[Records from a collection of figures]

--- Begin ---

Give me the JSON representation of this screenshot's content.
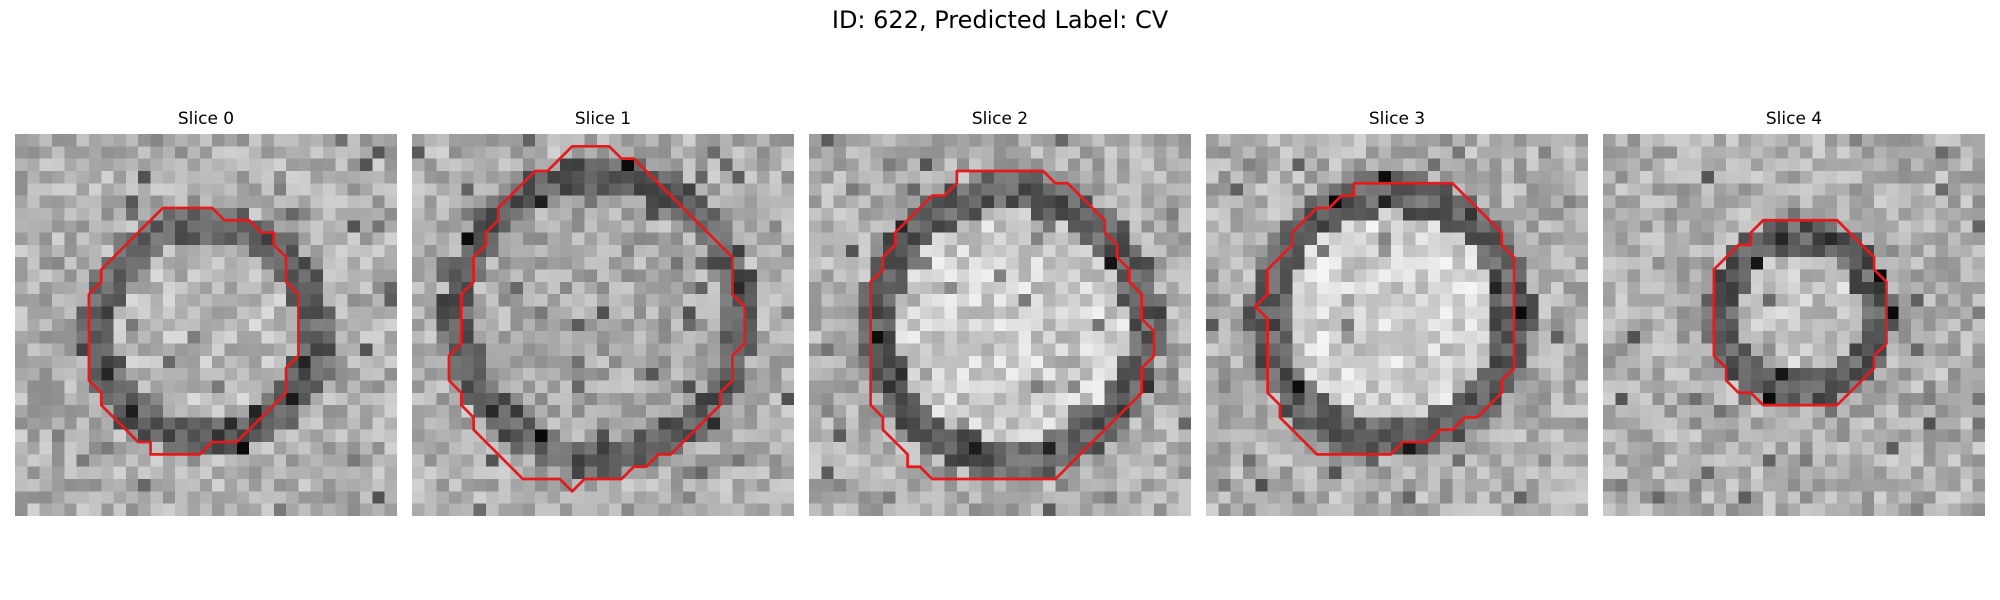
{
  "figure": {
    "title": "ID: 622, Predicted Label: CV"
  },
  "slices": [
    {
      "title": "Slice 0",
      "contour": [
        [
          12,
          6
        ],
        [
          16,
          6
        ],
        [
          17,
          7
        ],
        [
          19,
          7
        ],
        [
          20,
          8
        ],
        [
          21,
          8
        ],
        [
          21,
          9
        ],
        [
          22,
          10
        ],
        [
          22,
          12
        ],
        [
          23,
          13
        ],
        [
          23,
          18
        ],
        [
          22,
          19
        ],
        [
          22,
          21
        ],
        [
          21,
          22
        ],
        [
          20,
          23
        ],
        [
          19,
          24
        ],
        [
          18,
          25
        ],
        [
          16,
          25
        ],
        [
          15,
          26
        ],
        [
          11,
          26
        ],
        [
          11,
          25
        ],
        [
          10,
          25
        ],
        [
          9,
          24
        ],
        [
          8,
          23
        ],
        [
          7,
          22
        ],
        [
          7,
          21
        ],
        [
          6,
          20
        ],
        [
          6,
          16
        ],
        [
          6,
          13
        ],
        [
          7,
          12
        ],
        [
          7,
          11
        ],
        [
          8,
          10
        ],
        [
          9,
          9
        ],
        [
          10,
          8
        ],
        [
          11,
          7
        ]
      ],
      "outline_color": "#e41a1c"
    },
    {
      "title": "Slice 1",
      "contour": [
        [
          12,
          2
        ],
        [
          13,
          1
        ],
        [
          16,
          1
        ],
        [
          17,
          2
        ],
        [
          18,
          2
        ],
        [
          19,
          3
        ],
        [
          20,
          4
        ],
        [
          21,
          5
        ],
        [
          22,
          6
        ],
        [
          23,
          7
        ],
        [
          24,
          8
        ],
        [
          25,
          9
        ],
        [
          26,
          10
        ],
        [
          26,
          13
        ],
        [
          27,
          14
        ],
        [
          27,
          17
        ],
        [
          26,
          18
        ],
        [
          26,
          20
        ],
        [
          25,
          21
        ],
        [
          25,
          22
        ],
        [
          24,
          23
        ],
        [
          23,
          24
        ],
        [
          22,
          25
        ],
        [
          21,
          26
        ],
        [
          20,
          26
        ],
        [
          19,
          27
        ],
        [
          18,
          27
        ],
        [
          17,
          28
        ],
        [
          14,
          28
        ],
        [
          13,
          29
        ],
        [
          12,
          28
        ],
        [
          9,
          28
        ],
        [
          8,
          27
        ],
        [
          7,
          26
        ],
        [
          6,
          25
        ],
        [
          5,
          24
        ],
        [
          5,
          23
        ],
        [
          4,
          22
        ],
        [
          4,
          21
        ],
        [
          3,
          20
        ],
        [
          3,
          18
        ],
        [
          4,
          17
        ],
        [
          4,
          13
        ],
        [
          5,
          12
        ],
        [
          5,
          10
        ],
        [
          6,
          9
        ],
        [
          6,
          8
        ],
        [
          7,
          7
        ],
        [
          7,
          6
        ],
        [
          8,
          5
        ],
        [
          9,
          4
        ],
        [
          10,
          3
        ],
        [
          11,
          3
        ]
      ],
      "outline_color": "#e41a1c"
    },
    {
      "title": "Slice 2",
      "contour": [
        [
          13,
          3
        ],
        [
          19,
          3
        ],
        [
          20,
          4
        ],
        [
          21,
          4
        ],
        [
          22,
          5
        ],
        [
          23,
          6
        ],
        [
          24,
          7
        ],
        [
          24,
          8
        ],
        [
          25,
          9
        ],
        [
          25,
          10
        ],
        [
          26,
          11
        ],
        [
          26,
          12
        ],
        [
          27,
          13
        ],
        [
          27,
          15
        ],
        [
          28,
          16
        ],
        [
          28,
          18
        ],
        [
          27,
          19
        ],
        [
          27,
          21
        ],
        [
          26,
          22
        ],
        [
          25,
          23
        ],
        [
          24,
          24
        ],
        [
          23,
          25
        ],
        [
          22,
          26
        ],
        [
          21,
          27
        ],
        [
          20,
          28
        ],
        [
          10,
          28
        ],
        [
          9,
          27
        ],
        [
          8,
          27
        ],
        [
          8,
          26
        ],
        [
          7,
          25
        ],
        [
          6,
          24
        ],
        [
          6,
          23
        ],
        [
          5,
          22
        ],
        [
          5,
          20
        ],
        [
          5,
          14
        ],
        [
          5,
          12
        ],
        [
          6,
          11
        ],
        [
          6,
          10
        ],
        [
          7,
          9
        ],
        [
          7,
          8
        ],
        [
          8,
          7
        ],
        [
          9,
          6
        ],
        [
          10,
          5
        ],
        [
          11,
          5
        ],
        [
          12,
          4
        ],
        [
          12,
          3
        ]
      ],
      "outline_color": "#e41a1c"
    },
    {
      "title": "Slice 3",
      "contour": [
        [
          12,
          4
        ],
        [
          20,
          4
        ],
        [
          21,
          5
        ],
        [
          22,
          6
        ],
        [
          23,
          7
        ],
        [
          24,
          8
        ],
        [
          24,
          9
        ],
        [
          25,
          10
        ],
        [
          25,
          19
        ],
        [
          24,
          20
        ],
        [
          24,
          21
        ],
        [
          23,
          22
        ],
        [
          22,
          23
        ],
        [
          21,
          23
        ],
        [
          20,
          24
        ],
        [
          19,
          24
        ],
        [
          18,
          25
        ],
        [
          16,
          25
        ],
        [
          15,
          26
        ],
        [
          9,
          26
        ],
        [
          8,
          25
        ],
        [
          7,
          24
        ],
        [
          6,
          23
        ],
        [
          6,
          22
        ],
        [
          5,
          21
        ],
        [
          5,
          15
        ],
        [
          5,
          15
        ],
        [
          4,
          14
        ],
        [
          5,
          13
        ],
        [
          5,
          11
        ],
        [
          6,
          10
        ],
        [
          7,
          9
        ],
        [
          7,
          8
        ],
        [
          8,
          7
        ],
        [
          9,
          6
        ],
        [
          10,
          6
        ],
        [
          11,
          5
        ],
        [
          12,
          5
        ]
      ],
      "outline_color": "#e41a1c"
    },
    {
      "title": "Slice 4",
      "contour": [
        [
          13,
          7
        ],
        [
          19,
          7
        ],
        [
          20,
          8
        ],
        [
          21,
          9
        ],
        [
          22,
          10
        ],
        [
          22,
          11
        ],
        [
          23,
          12
        ],
        [
          23,
          17
        ],
        [
          22,
          18
        ],
        [
          22,
          19
        ],
        [
          21,
          20
        ],
        [
          20,
          21
        ],
        [
          19,
          22
        ],
        [
          13,
          22
        ],
        [
          12,
          21
        ],
        [
          11,
          21
        ],
        [
          10,
          20
        ],
        [
          10,
          19
        ],
        [
          9,
          18
        ],
        [
          9,
          17
        ],
        [
          9,
          11
        ],
        [
          10,
          10
        ],
        [
          11,
          9
        ],
        [
          12,
          9
        ],
        [
          12,
          8
        ]
      ],
      "outline_color": "#e41a1c"
    }
  ]
}
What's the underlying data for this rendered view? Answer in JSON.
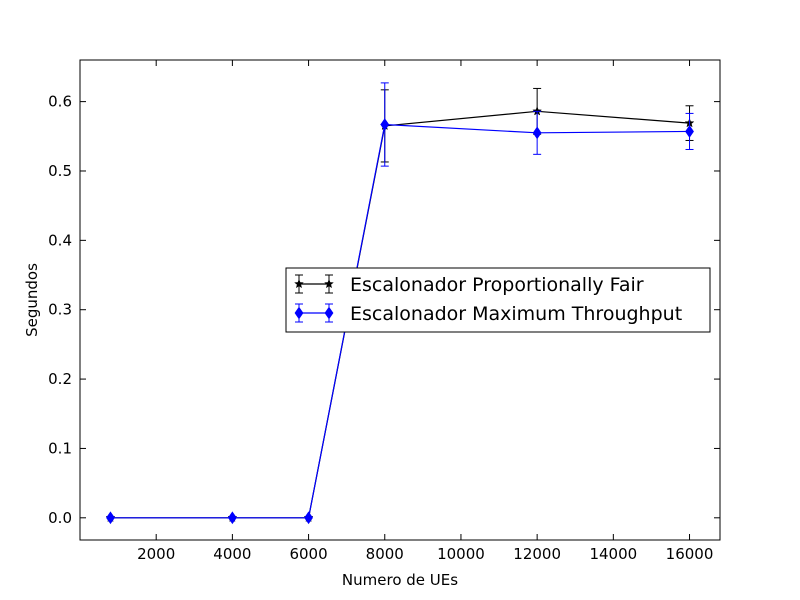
{
  "chart_data": {
    "type": "line",
    "title": "",
    "xlabel": "Numero de UEs",
    "ylabel": "Segundos",
    "xlim": [
      0,
      16800
    ],
    "ylim": [
      -0.032,
      0.66
    ],
    "x_ticks": [
      2000,
      4000,
      6000,
      8000,
      10000,
      12000,
      14000,
      16000
    ],
    "y_ticks": [
      0.0,
      0.1,
      0.2,
      0.3,
      0.4,
      0.5,
      0.6
    ],
    "x_tick_labels": [
      "2000",
      "4000",
      "6000",
      "8000",
      "10000",
      "12000",
      "14000",
      "16000"
    ],
    "y_tick_labels": [
      "0.0",
      "0.1",
      "0.2",
      "0.3",
      "0.4",
      "0.5",
      "0.6"
    ],
    "grid": false,
    "legend_position": "center-right",
    "series": [
      {
        "name": "Escalonador Proportionally Fair",
        "color": "#000000",
        "marker": "star",
        "x": [
          800,
          4000,
          6000,
          8000,
          12000,
          16000
        ],
        "y": [
          0.0,
          0.0,
          0.0,
          0.565,
          0.586,
          0.569
        ],
        "err": [
          0.0,
          0.0,
          0.0,
          0.052,
          0.033,
          0.025
        ]
      },
      {
        "name": "Escalonador Maximum Throughput",
        "color": "#0000ff",
        "marker": "diamond",
        "x": [
          800,
          4000,
          6000,
          8000,
          12000,
          16000
        ],
        "y": [
          0.0,
          0.0,
          0.0,
          0.567,
          0.555,
          0.557
        ],
        "err": [
          0.0,
          0.0,
          0.0,
          0.06,
          0.031,
          0.026
        ]
      }
    ]
  }
}
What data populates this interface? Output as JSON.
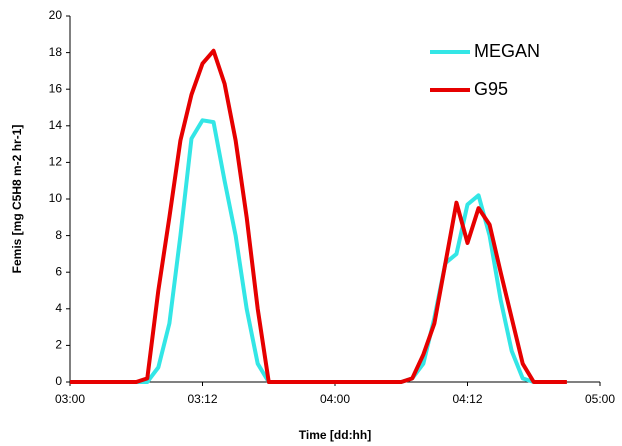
{
  "chart_data": {
    "type": "line",
    "xlabel": "Time [dd:hh]",
    "ylabel": "Femis [mg C5H8 m-2 hr-1]",
    "x": [
      0,
      1,
      2,
      3,
      4,
      5,
      6,
      7,
      8,
      9,
      10,
      11,
      12,
      13,
      14,
      15,
      16,
      17,
      18,
      19,
      20,
      21,
      22,
      23,
      24,
      25,
      26,
      27,
      28,
      29,
      30,
      31,
      32,
      33,
      34,
      35,
      36,
      37,
      38,
      39,
      40,
      41,
      42,
      43,
      44,
      45
    ],
    "series": [
      {
        "name": "MEGAN",
        "color": "#33e6e6",
        "values": [
          0,
          0,
          0,
          0,
          0,
          0,
          0,
          0,
          0.8,
          3.2,
          8,
          13.3,
          14.3,
          14.2,
          11,
          8,
          4,
          1,
          0,
          0,
          0,
          0,
          0,
          0,
          0,
          0,
          0,
          0,
          0,
          0,
          0,
          0.2,
          1,
          3.5,
          6.5,
          7,
          9.7,
          10.2,
          8,
          4.5,
          1.7,
          0.2,
          0,
          null,
          null,
          null
        ]
      },
      {
        "name": "G95",
        "color": "#e60000",
        "values": [
          0,
          0,
          0,
          0,
          0,
          0,
          0,
          0.2,
          5,
          9,
          13.2,
          15.7,
          17.4,
          18.1,
          16.3,
          13.2,
          9,
          4,
          0,
          0,
          0,
          0,
          0,
          0,
          0,
          0,
          0,
          0,
          0,
          0,
          0,
          0.2,
          1.5,
          3.2,
          6.5,
          9.8,
          7.6,
          9.5,
          8.6,
          6,
          3.5,
          1,
          0,
          0,
          0,
          0
        ]
      }
    ],
    "xlim": [
      0,
      48
    ],
    "xticks": [
      {
        "value": 0,
        "label": "03:00"
      },
      {
        "value": 12,
        "label": "03:12"
      },
      {
        "value": 24,
        "label": "04:00"
      },
      {
        "value": 36,
        "label": "04:12"
      },
      {
        "value": 48,
        "label": "05:00"
      }
    ],
    "ylim": [
      0,
      20
    ],
    "yticks": [
      0,
      2,
      4,
      6,
      8,
      10,
      12,
      14,
      16,
      18,
      20
    ],
    "legend": "upper right"
  }
}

--- End ---

Write out every line of the listing that holds the word "name".

        "name": "Escalonador Proportionally Fair",
        "name": "Escalonador Maximum Throughput",
        "name": "MEGAN",
        "name": "G95",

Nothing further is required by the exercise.